(A run of records)

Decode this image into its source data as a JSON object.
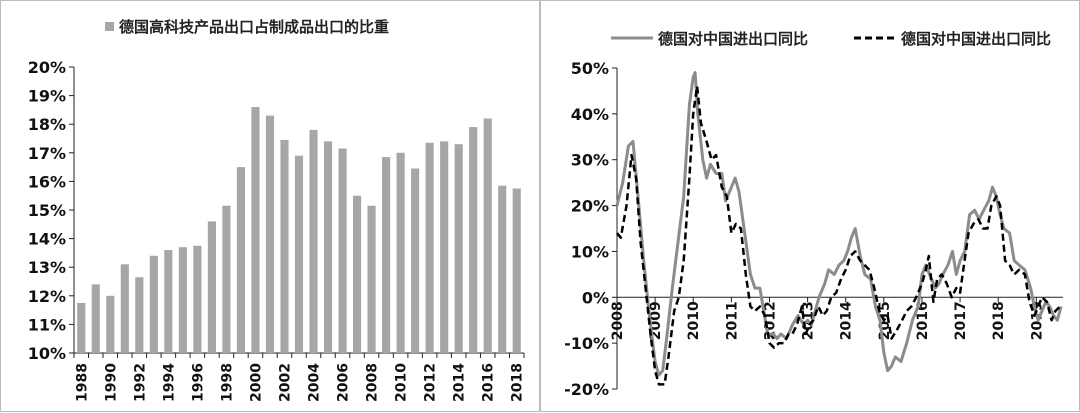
{
  "chart_data": [
    {
      "type": "bar",
      "legend_position": "top",
      "series": [
        {
          "name": "德国高科技产品出口占制成品出口的比重",
          "color": "#a6a6a6",
          "x": [
            1988,
            1989,
            1990,
            1991,
            1992,
            1993,
            1994,
            1995,
            1996,
            1997,
            1998,
            1999,
            2000,
            2001,
            2002,
            2003,
            2004,
            2005,
            2006,
            2007,
            2008,
            2009,
            2010,
            2011,
            2012,
            2013,
            2014,
            2015,
            2016,
            2017,
            2018
          ],
          "values": [
            11.75,
            12.4,
            12.0,
            13.1,
            12.65,
            13.4,
            13.6,
            13.7,
            13.75,
            14.6,
            15.15,
            16.5,
            18.6,
            18.3,
            17.45,
            16.9,
            17.8,
            17.4,
            17.15,
            15.5,
            15.15,
            16.85,
            17.0,
            16.45,
            17.35,
            17.4,
            17.3,
            17.9,
            18.2,
            15.85,
            15.75
          ]
        }
      ],
      "x_tick_labels": [
        "1988",
        "1990",
        "1992",
        "1994",
        "1996",
        "1998",
        "2000",
        "2002",
        "2004",
        "2006",
        "2008",
        "2010",
        "2012",
        "2014",
        "2016",
        "2018"
      ],
      "y_tick_labels": [
        "10%",
        "11%",
        "12%",
        "13%",
        "14%",
        "15%",
        "16%",
        "17%",
        "18%",
        "19%",
        "20%"
      ],
      "ylim": [
        10,
        20
      ],
      "grid": false
    },
    {
      "type": "line",
      "legend_position": "top",
      "series": [
        {
          "name": "德国对中国进出口同比",
          "color": "#8c8c8c",
          "style": "solid",
          "points": [
            [
              2008.0,
              20
            ],
            [
              2008.15,
              25
            ],
            [
              2008.3,
              33
            ],
            [
              2008.42,
              34
            ],
            [
              2008.55,
              22
            ],
            [
              2008.7,
              8
            ],
            [
              2008.85,
              -4
            ],
            [
              2009.0,
              -14
            ],
            [
              2009.1,
              -17
            ],
            [
              2009.2,
              -16
            ],
            [
              2009.3,
              -9
            ],
            [
              2009.45,
              2
            ],
            [
              2009.6,
              12
            ],
            [
              2009.75,
              22
            ],
            [
              2009.9,
              42
            ],
            [
              2010.0,
              48
            ],
            [
              2010.05,
              49
            ],
            [
              2010.12,
              40
            ],
            [
              2010.25,
              30
            ],
            [
              2010.35,
              26
            ],
            [
              2010.45,
              29
            ],
            [
              2010.6,
              27
            ],
            [
              2010.75,
              27
            ],
            [
              2010.85,
              21
            ],
            [
              2011.0,
              24
            ],
            [
              2011.1,
              26
            ],
            [
              2011.2,
              23
            ],
            [
              2011.35,
              14
            ],
            [
              2011.5,
              5
            ],
            [
              2011.62,
              2
            ],
            [
              2011.75,
              2
            ],
            [
              2011.85,
              -3
            ],
            [
              2011.95,
              -8
            ],
            [
              2012.1,
              -8
            ],
            [
              2012.2,
              -9
            ],
            [
              2012.3,
              -8
            ],
            [
              2012.45,
              -9
            ],
            [
              2012.6,
              -6
            ],
            [
              2012.75,
              -4
            ],
            [
              2012.9,
              -6
            ],
            [
              2013.0,
              -5
            ],
            [
              2013.1,
              -6
            ],
            [
              2013.2,
              -3
            ],
            [
              2013.3,
              0
            ],
            [
              2013.45,
              3
            ],
            [
              2013.55,
              6
            ],
            [
              2013.7,
              5
            ],
            [
              2013.82,
              7
            ],
            [
              2013.95,
              8
            ],
            [
              2014.05,
              10
            ],
            [
              2014.15,
              13
            ],
            [
              2014.25,
              15
            ],
            [
              2014.38,
              9
            ],
            [
              2014.5,
              5
            ],
            [
              2014.65,
              4
            ],
            [
              2014.78,
              -2
            ],
            [
              2014.9,
              -5
            ],
            [
              2015.0,
              -12
            ],
            [
              2015.1,
              -16
            ],
            [
              2015.2,
              -15
            ],
            [
              2015.3,
              -13
            ],
            [
              2015.45,
              -14
            ],
            [
              2015.6,
              -10
            ],
            [
              2015.75,
              -5
            ],
            [
              2015.9,
              -2
            ],
            [
              2016.0,
              5
            ],
            [
              2016.1,
              7
            ],
            [
              2016.2,
              5
            ],
            [
              2016.35,
              2
            ],
            [
              2016.45,
              3
            ],
            [
              2016.55,
              5
            ],
            [
              2016.68,
              7
            ],
            [
              2016.8,
              10
            ],
            [
              2016.9,
              5
            ],
            [
              2017.0,
              8
            ],
            [
              2017.12,
              10
            ],
            [
              2017.25,
              18
            ],
            [
              2017.38,
              19
            ],
            [
              2017.5,
              17
            ],
            [
              2017.62,
              19
            ],
            [
              2017.75,
              21
            ],
            [
              2017.85,
              24
            ],
            [
              2017.95,
              22
            ],
            [
              2018.05,
              18
            ],
            [
              2018.15,
              15
            ],
            [
              2018.3,
              14
            ],
            [
              2018.42,
              8
            ],
            [
              2018.55,
              7
            ],
            [
              2018.7,
              6
            ],
            [
              2018.85,
              2
            ],
            [
              2018.95,
              -2
            ],
            [
              2019.05,
              -5
            ],
            [
              2019.15,
              -3
            ],
            [
              2019.25,
              -1
            ],
            [
              2019.35,
              -2
            ],
            [
              2019.45,
              -4
            ],
            [
              2019.55,
              -5
            ],
            [
              2019.65,
              -2
            ]
          ]
        },
        {
          "name": "德国对中国进出口同比",
          "color": "#000000",
          "style": "dashed",
          "points": [
            [
              2008.0,
              14
            ],
            [
              2008.1,
              13
            ],
            [
              2008.25,
              20
            ],
            [
              2008.38,
              31
            ],
            [
              2008.5,
              26
            ],
            [
              2008.62,
              12
            ],
            [
              2008.75,
              2
            ],
            [
              2008.88,
              -8
            ],
            [
              2009.0,
              -16
            ],
            [
              2009.1,
              -19
            ],
            [
              2009.25,
              -19
            ],
            [
              2009.35,
              -13
            ],
            [
              2009.5,
              -3
            ],
            [
              2009.62,
              0
            ],
            [
              2009.75,
              8
            ],
            [
              2009.9,
              26
            ],
            [
              2010.0,
              40
            ],
            [
              2010.1,
              46
            ],
            [
              2010.2,
              38
            ],
            [
              2010.35,
              34
            ],
            [
              2010.48,
              30
            ],
            [
              2010.6,
              31
            ],
            [
              2010.75,
              24
            ],
            [
              2010.88,
              22
            ],
            [
              2011.0,
              14
            ],
            [
              2011.12,
              16
            ],
            [
              2011.25,
              15
            ],
            [
              2011.38,
              5
            ],
            [
              2011.5,
              -2
            ],
            [
              2011.62,
              -3
            ],
            [
              2011.75,
              -2
            ],
            [
              2011.88,
              -4
            ],
            [
              2012.0,
              -10
            ],
            [
              2012.12,
              -11
            ],
            [
              2012.25,
              -10
            ],
            [
              2012.38,
              -10
            ],
            [
              2012.5,
              -8
            ],
            [
              2012.6,
              -8
            ],
            [
              2012.72,
              -6
            ],
            [
              2012.85,
              -2
            ],
            [
              2012.95,
              -8
            ],
            [
              2013.05,
              -6
            ],
            [
              2013.15,
              -5
            ],
            [
              2013.28,
              -2
            ],
            [
              2013.4,
              -4
            ],
            [
              2013.5,
              -3
            ],
            [
              2013.62,
              0
            ],
            [
              2013.75,
              1
            ],
            [
              2013.88,
              4
            ],
            [
              2014.0,
              6
            ],
            [
              2014.12,
              9
            ],
            [
              2014.25,
              10
            ],
            [
              2014.38,
              8
            ],
            [
              2014.5,
              7
            ],
            [
              2014.62,
              6
            ],
            [
              2014.75,
              2
            ],
            [
              2014.88,
              -3
            ],
            [
              2015.0,
              -5
            ],
            [
              2015.1,
              -4
            ],
            [
              2015.2,
              -9
            ],
            [
              2015.35,
              -7
            ],
            [
              2015.48,
              -5
            ],
            [
              2015.6,
              -3
            ],
            [
              2015.72,
              -2
            ],
            [
              2015.85,
              0
            ],
            [
              2016.0,
              3
            ],
            [
              2016.1,
              6
            ],
            [
              2016.18,
              9
            ],
            [
              2016.3,
              -1
            ],
            [
              2016.4,
              4
            ],
            [
              2016.52,
              5
            ],
            [
              2016.65,
              3
            ],
            [
              2016.78,
              0
            ],
            [
              2016.9,
              2
            ],
            [
              2017.0,
              1
            ],
            [
              2017.1,
              7
            ],
            [
              2017.22,
              14
            ],
            [
              2017.35,
              16
            ],
            [
              2017.48,
              17
            ],
            [
              2017.6,
              15
            ],
            [
              2017.72,
              15
            ],
            [
              2017.82,
              20
            ],
            [
              2017.95,
              22
            ],
            [
              2018.05,
              20
            ],
            [
              2018.18,
              8
            ],
            [
              2018.3,
              7
            ],
            [
              2018.42,
              5
            ],
            [
              2018.55,
              6
            ],
            [
              2018.7,
              5
            ],
            [
              2018.82,
              -1
            ],
            [
              2018.95,
              -4
            ],
            [
              2019.05,
              -2
            ],
            [
              2019.15,
              0
            ],
            [
              2019.28,
              -1
            ],
            [
              2019.4,
              -5
            ],
            [
              2019.5,
              -3
            ],
            [
              2019.62,
              -2
            ]
          ]
        }
      ],
      "x_tick_labels": [
        "2008",
        "2009",
        "2010",
        "2011",
        "2012",
        "2013",
        "2014",
        "2015",
        "2016",
        "2017",
        "2018",
        "2019"
      ],
      "y_tick_labels": [
        "-20%",
        "-10%",
        "0%",
        "10%",
        "20%",
        "30%",
        "40%",
        "50%"
      ],
      "xlim": [
        2008,
        2019.7
      ],
      "ylim": [
        -20,
        50
      ],
      "grid": false
    }
  ]
}
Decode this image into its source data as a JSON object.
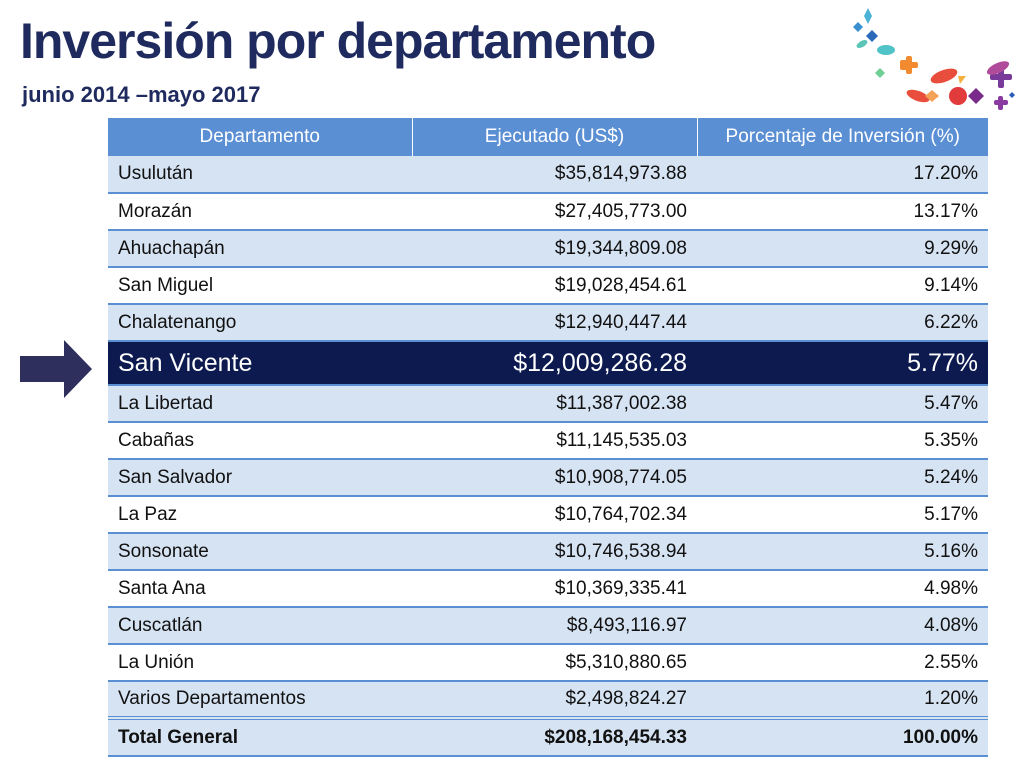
{
  "title": "Inversión por departamento",
  "subtitle": "junio 2014 –mayo 2017",
  "table": {
    "headers": [
      "Departamento",
      "Ejecutado (US$)",
      "Porcentaje de Inversión (%)"
    ],
    "rows": [
      {
        "departamento": "Usulután",
        "ejecutado": "$35,814,973.88",
        "porcentaje": "17.20%"
      },
      {
        "departamento": "Morazán",
        "ejecutado": "$27,405,773.00",
        "porcentaje": "13.17%"
      },
      {
        "departamento": "Ahuachapán",
        "ejecutado": "$19,344,809.08",
        "porcentaje": "9.29%"
      },
      {
        "departamento": "San Miguel",
        "ejecutado": "$19,028,454.61",
        "porcentaje": "9.14%"
      },
      {
        "departamento": "Chalatenango",
        "ejecutado": "$12,940,447.44",
        "porcentaje": "6.22%"
      },
      {
        "departamento": "San Vicente",
        "ejecutado": "$12,009,286.28",
        "porcentaje": "5.77%"
      },
      {
        "departamento": "La Libertad",
        "ejecutado": "$11,387,002.38",
        "porcentaje": "5.47%"
      },
      {
        "departamento": "Cabañas",
        "ejecutado": "$11,145,535.03",
        "porcentaje": "5.35%"
      },
      {
        "departamento": "San Salvador",
        "ejecutado": "$10,908,774.05",
        "porcentaje": "5.24%"
      },
      {
        "departamento": "La Paz",
        "ejecutado": "$10,764,702.34",
        "porcentaje": "5.17%"
      },
      {
        "departamento": "Sonsonate",
        "ejecutado": "$10,746,538.94",
        "porcentaje": "5.16%"
      },
      {
        "departamento": "Santa Ana",
        "ejecutado": "$10,369,335.41",
        "porcentaje": "4.98%"
      },
      {
        "departamento": "Cuscatlán",
        "ejecutado": "$8,493,116.97",
        "porcentaje": "4.08%"
      },
      {
        "departamento": "La Unión",
        "ejecutado": "$5,310,880.65",
        "porcentaje": "2.55%"
      },
      {
        "departamento": "Varios Departamentos",
        "ejecutado": "$2,498,824.27",
        "porcentaje": "1.20%"
      }
    ],
    "total": {
      "departamento": "Total General",
      "ejecutado": "$208,168,454.33",
      "porcentaje": "100.00%"
    }
  },
  "highlighted_row": "San Vicente",
  "icons": {
    "arrow": "right-arrow-icon",
    "decoration": "confetti-decoration"
  },
  "colors": {
    "title": "#1f2b5e",
    "header_bg": "#5b8fd4",
    "row_stripe": "#d6e3f3",
    "highlight_bg": "#0c1a4f",
    "arrow": "#2f2f5e"
  }
}
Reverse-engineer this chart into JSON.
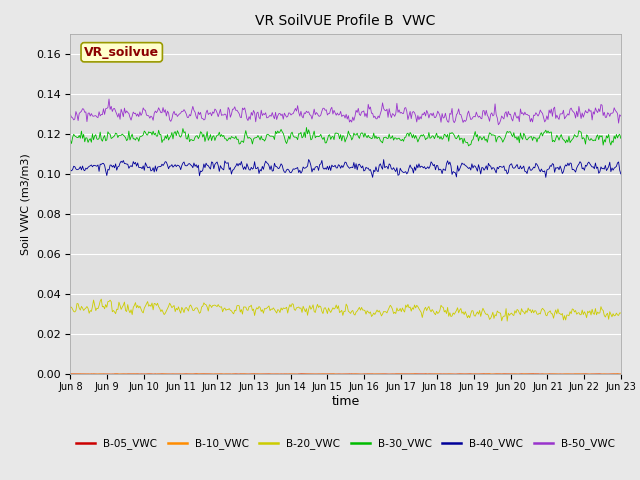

**EXERCISE DIRECTIONS**. Pick out, from the lines above, every one that contains the string "arrow".

**COMPLETE OUTPUT**.
    "arrow": "right-arrow-icon",
    "arrow": "#2f2f5e"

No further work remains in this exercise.